### Task statement
Gather every line holding the string "this".

[Start of The records]

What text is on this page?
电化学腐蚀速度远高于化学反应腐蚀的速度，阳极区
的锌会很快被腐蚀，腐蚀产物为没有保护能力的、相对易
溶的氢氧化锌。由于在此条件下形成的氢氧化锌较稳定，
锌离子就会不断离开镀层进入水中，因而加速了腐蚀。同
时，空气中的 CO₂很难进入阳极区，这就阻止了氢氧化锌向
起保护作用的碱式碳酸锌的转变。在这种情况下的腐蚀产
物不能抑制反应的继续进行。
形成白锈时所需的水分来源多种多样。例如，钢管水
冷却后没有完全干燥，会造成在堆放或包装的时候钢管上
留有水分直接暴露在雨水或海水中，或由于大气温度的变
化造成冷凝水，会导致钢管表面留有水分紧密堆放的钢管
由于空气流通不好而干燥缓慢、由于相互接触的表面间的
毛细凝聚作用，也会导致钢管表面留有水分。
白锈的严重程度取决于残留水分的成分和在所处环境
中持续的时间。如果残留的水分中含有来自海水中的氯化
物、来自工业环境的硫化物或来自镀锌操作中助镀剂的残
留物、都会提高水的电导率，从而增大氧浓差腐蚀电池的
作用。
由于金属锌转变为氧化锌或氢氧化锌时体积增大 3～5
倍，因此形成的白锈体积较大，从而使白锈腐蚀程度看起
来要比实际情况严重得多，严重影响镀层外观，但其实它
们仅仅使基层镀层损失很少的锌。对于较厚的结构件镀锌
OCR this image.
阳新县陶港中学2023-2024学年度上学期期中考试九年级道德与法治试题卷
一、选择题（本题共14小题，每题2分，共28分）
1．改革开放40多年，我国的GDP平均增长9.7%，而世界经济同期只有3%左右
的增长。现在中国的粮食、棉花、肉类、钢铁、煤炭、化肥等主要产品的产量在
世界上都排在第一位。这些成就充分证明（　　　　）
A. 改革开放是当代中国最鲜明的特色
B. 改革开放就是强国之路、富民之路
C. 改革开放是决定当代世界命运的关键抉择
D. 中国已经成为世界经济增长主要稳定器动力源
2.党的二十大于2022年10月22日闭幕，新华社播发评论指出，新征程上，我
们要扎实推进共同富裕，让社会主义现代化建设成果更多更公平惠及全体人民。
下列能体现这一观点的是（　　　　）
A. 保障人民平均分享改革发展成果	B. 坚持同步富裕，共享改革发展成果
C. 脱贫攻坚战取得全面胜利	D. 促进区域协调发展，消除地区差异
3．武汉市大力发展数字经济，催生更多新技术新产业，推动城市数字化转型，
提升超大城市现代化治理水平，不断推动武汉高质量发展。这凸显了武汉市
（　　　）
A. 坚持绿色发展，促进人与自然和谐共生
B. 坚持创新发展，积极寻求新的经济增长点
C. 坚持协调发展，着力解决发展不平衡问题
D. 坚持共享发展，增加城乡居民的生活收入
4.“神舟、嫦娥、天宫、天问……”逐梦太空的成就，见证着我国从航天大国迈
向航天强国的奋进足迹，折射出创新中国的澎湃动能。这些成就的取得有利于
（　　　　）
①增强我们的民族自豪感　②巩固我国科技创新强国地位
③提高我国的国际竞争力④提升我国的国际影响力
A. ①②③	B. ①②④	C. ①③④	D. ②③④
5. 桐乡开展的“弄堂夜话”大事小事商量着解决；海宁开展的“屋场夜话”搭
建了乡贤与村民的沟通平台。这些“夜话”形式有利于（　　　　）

[End of The records]

### The response
What text is on this page?
OCR this image.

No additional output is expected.